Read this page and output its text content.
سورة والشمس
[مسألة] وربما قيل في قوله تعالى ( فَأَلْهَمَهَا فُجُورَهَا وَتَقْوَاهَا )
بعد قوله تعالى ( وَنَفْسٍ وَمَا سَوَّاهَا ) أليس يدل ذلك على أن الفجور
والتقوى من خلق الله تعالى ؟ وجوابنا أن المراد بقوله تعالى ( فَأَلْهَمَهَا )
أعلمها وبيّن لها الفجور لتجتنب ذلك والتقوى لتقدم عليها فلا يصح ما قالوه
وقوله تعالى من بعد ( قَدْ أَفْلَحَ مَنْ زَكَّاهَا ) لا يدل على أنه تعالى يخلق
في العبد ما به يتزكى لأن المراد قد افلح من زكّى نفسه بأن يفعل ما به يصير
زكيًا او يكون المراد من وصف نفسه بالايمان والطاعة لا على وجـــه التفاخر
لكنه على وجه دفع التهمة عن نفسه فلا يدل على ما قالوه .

-- Problem description --
Write out the material exactly as given.

-- Written answer --
Read this page and output its text content.
سورة والشمس
[مسألة] وربما قيل في قوله تعالى ( فَأَلْهَمَهَا فُجُورَهَا وَتَقْوَاهَا )
بعد قوله تعالى ( وَنَفْسٍ وَمَا سَوَّاهَا ) أليس يدل ذلك على أن الفجور
والتقوى من خلق الله تعالى ؟ وجوابنا أن المراد بقوله تعالى ( فَأَلْهَمَهَا )
أعلمها وبيّن لها الفجور لتجتنب ذلك والتقوى لتقدم عليها فلا يصح ما قالوه
وقوله تعالى من بعد ( قَدْ أَفْلَحَ مَنْ زَكَّاهَا ) لا يدل على أنه تعالى يخلق
في العبد ما به يتزكى لأن المراد قد افلح من زكّى نفسه بأن يفعل ما به يصير
زكيًا او يكون المراد من وصف نفسه بالايمان والطاعة لا على وجـــه التفاخر
لكنه على وجه دفع التهمة عن نفسه فلا يدل على ما قالوه .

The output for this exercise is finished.